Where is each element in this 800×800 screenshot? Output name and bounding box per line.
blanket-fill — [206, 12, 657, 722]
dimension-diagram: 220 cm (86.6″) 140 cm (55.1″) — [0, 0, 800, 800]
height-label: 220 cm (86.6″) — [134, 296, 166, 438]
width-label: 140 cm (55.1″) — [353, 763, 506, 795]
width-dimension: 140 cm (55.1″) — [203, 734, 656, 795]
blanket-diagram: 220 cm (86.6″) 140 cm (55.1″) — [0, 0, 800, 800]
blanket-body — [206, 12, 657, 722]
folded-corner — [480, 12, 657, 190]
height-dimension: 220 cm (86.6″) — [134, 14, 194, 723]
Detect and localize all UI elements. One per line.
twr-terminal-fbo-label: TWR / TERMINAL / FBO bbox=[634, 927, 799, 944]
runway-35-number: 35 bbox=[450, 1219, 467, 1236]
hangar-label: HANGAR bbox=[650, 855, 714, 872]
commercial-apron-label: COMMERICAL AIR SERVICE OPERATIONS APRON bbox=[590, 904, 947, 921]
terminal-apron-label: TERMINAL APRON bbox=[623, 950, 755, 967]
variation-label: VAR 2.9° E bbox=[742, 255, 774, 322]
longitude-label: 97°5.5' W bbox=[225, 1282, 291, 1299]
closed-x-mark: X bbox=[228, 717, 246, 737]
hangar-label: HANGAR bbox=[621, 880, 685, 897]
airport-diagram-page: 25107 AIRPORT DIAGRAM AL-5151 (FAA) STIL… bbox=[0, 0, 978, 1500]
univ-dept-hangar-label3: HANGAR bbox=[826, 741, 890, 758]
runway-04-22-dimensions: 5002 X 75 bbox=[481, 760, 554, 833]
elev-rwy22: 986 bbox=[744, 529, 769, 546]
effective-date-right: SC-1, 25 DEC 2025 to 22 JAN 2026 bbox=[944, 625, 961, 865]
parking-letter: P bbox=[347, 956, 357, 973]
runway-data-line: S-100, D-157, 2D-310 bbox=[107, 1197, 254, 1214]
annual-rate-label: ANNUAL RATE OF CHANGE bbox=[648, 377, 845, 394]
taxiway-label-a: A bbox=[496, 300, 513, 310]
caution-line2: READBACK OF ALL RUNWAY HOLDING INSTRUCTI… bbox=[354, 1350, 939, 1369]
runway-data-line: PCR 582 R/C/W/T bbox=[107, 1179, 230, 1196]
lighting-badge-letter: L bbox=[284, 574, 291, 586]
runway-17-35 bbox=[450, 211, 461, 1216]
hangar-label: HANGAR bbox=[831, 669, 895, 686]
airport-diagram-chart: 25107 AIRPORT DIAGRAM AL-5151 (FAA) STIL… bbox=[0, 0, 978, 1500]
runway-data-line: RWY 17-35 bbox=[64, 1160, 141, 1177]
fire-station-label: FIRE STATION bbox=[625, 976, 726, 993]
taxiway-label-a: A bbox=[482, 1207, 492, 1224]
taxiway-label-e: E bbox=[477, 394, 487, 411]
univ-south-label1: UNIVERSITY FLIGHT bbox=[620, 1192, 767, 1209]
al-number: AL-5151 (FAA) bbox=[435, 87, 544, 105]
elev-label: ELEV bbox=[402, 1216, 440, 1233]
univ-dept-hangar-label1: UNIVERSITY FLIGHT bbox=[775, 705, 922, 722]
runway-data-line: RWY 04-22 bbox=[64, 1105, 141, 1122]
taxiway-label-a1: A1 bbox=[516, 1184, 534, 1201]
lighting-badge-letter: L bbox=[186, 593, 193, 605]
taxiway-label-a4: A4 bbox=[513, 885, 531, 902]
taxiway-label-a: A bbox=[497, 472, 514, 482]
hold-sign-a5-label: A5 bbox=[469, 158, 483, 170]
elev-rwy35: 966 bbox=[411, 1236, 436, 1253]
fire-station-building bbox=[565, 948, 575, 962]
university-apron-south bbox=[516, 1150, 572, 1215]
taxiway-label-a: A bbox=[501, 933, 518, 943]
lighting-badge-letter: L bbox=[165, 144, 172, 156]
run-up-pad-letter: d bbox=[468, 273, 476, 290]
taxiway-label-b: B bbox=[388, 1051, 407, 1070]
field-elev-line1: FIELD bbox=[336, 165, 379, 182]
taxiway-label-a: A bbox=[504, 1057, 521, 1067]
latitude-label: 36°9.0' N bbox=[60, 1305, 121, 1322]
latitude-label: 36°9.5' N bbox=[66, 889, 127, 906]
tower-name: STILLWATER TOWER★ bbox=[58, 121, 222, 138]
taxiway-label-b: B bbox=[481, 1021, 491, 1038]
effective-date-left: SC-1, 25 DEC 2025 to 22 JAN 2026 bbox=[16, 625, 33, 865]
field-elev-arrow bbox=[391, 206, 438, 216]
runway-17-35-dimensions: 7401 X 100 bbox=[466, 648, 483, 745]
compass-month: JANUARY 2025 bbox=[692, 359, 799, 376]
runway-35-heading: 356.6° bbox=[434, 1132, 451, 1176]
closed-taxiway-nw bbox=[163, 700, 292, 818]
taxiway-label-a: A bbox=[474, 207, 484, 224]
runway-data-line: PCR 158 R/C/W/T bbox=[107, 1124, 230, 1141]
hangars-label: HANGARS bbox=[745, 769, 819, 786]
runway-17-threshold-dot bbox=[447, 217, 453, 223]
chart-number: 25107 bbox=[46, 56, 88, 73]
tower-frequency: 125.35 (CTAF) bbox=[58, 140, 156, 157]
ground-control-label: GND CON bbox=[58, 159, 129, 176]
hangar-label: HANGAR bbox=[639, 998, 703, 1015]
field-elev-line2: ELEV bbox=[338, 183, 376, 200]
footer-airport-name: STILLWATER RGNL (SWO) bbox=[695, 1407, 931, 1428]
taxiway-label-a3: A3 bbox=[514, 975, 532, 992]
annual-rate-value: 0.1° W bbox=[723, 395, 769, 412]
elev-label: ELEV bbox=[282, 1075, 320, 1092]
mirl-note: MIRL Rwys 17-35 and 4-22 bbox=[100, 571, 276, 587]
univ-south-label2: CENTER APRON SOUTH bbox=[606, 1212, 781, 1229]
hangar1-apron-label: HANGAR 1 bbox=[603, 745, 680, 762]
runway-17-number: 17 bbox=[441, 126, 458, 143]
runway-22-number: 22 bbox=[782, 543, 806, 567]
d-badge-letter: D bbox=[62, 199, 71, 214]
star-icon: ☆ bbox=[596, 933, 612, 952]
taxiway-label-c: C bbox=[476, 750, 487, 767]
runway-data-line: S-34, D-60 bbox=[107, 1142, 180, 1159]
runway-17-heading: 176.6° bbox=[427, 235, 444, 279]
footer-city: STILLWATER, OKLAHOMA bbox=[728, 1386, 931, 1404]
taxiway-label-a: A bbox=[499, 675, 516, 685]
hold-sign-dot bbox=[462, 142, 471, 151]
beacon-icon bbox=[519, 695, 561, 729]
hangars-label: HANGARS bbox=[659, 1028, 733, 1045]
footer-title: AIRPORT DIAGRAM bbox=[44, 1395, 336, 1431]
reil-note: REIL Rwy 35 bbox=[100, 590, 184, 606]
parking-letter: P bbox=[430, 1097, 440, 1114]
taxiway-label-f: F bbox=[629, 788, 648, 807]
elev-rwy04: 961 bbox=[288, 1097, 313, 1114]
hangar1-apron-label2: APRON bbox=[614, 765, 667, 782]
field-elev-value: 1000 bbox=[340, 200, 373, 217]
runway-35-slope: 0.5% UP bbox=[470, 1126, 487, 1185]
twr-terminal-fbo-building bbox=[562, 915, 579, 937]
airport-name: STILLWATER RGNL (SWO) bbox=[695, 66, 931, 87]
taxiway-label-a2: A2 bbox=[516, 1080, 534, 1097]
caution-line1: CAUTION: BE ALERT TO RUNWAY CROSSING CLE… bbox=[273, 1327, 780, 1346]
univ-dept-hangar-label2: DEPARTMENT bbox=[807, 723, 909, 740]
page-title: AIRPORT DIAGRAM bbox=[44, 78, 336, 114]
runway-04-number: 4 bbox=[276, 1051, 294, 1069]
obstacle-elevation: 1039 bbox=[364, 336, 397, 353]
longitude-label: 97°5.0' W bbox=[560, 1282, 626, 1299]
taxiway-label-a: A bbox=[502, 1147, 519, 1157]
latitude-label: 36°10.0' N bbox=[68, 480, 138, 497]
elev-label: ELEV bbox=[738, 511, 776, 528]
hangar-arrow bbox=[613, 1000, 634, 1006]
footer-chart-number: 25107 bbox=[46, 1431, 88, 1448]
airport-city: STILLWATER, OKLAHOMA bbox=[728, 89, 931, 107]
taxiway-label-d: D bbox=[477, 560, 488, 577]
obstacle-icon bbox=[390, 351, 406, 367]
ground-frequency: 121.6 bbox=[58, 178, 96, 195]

● ● ● ●

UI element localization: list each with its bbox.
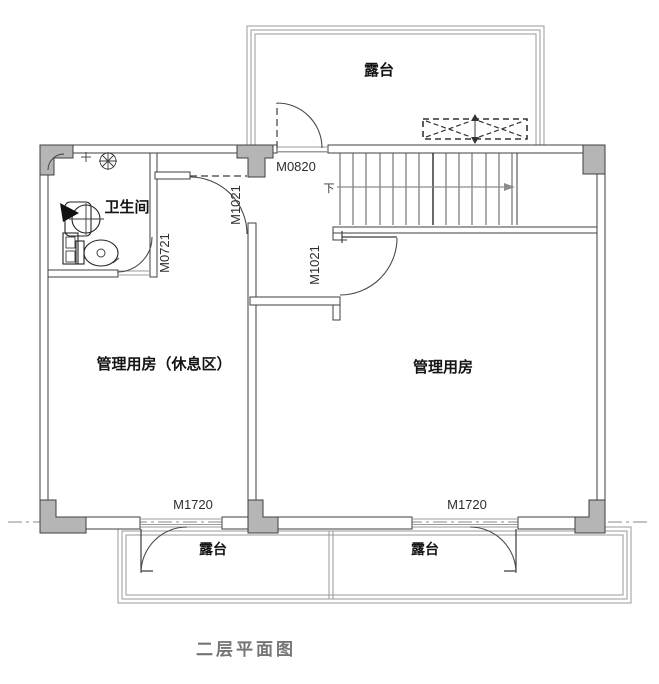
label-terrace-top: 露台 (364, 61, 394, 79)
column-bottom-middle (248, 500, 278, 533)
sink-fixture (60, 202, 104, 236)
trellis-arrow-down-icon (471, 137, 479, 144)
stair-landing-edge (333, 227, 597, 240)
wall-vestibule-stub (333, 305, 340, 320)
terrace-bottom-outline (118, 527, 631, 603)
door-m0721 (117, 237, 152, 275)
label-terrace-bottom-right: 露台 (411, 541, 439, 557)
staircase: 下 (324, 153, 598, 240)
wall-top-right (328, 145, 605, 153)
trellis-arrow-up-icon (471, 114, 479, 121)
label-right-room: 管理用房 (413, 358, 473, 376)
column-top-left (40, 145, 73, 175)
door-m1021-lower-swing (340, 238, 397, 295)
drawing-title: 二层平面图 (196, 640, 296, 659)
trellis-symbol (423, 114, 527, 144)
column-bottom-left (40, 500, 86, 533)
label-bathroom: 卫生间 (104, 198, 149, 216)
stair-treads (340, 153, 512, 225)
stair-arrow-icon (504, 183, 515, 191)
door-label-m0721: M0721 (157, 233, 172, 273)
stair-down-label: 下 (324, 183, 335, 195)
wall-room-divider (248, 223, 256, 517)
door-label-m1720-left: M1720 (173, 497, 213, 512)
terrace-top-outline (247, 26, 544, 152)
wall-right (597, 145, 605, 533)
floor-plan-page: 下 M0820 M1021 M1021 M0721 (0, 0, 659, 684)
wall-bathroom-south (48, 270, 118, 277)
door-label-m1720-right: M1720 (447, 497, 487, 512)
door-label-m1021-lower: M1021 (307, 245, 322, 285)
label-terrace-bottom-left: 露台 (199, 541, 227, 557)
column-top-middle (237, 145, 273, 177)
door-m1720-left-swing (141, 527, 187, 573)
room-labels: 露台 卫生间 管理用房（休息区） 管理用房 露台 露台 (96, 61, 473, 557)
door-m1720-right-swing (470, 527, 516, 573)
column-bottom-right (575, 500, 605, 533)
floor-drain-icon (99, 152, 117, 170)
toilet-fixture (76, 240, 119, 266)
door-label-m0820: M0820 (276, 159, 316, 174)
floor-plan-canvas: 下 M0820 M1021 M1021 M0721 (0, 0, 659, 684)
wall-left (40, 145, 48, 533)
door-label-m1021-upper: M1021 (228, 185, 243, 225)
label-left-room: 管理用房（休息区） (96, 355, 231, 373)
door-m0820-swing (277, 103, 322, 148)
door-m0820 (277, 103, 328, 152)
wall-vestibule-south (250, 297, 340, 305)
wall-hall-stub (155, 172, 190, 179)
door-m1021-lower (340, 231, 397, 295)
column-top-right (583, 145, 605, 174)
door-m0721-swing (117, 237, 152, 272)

● ● ● ●

# Short task
Copy the material unchanged, starting with the line that contains "label-terrace-top: 露台 (364, 61, 394, 79)" and going on through the line that contains "terrace-bottom-outline (118, 527, 631, 603)". Include both of those lines.

# Solution for this task
label-terrace-top: 露台 (364, 61, 394, 79)
column-bottom-middle (248, 500, 278, 533)
sink-fixture (60, 202, 104, 236)
trellis-arrow-down-icon (471, 137, 479, 144)
stair-landing-edge (333, 227, 597, 240)
wall-vestibule-stub (333, 305, 340, 320)
terrace-bottom-outline (118, 527, 631, 603)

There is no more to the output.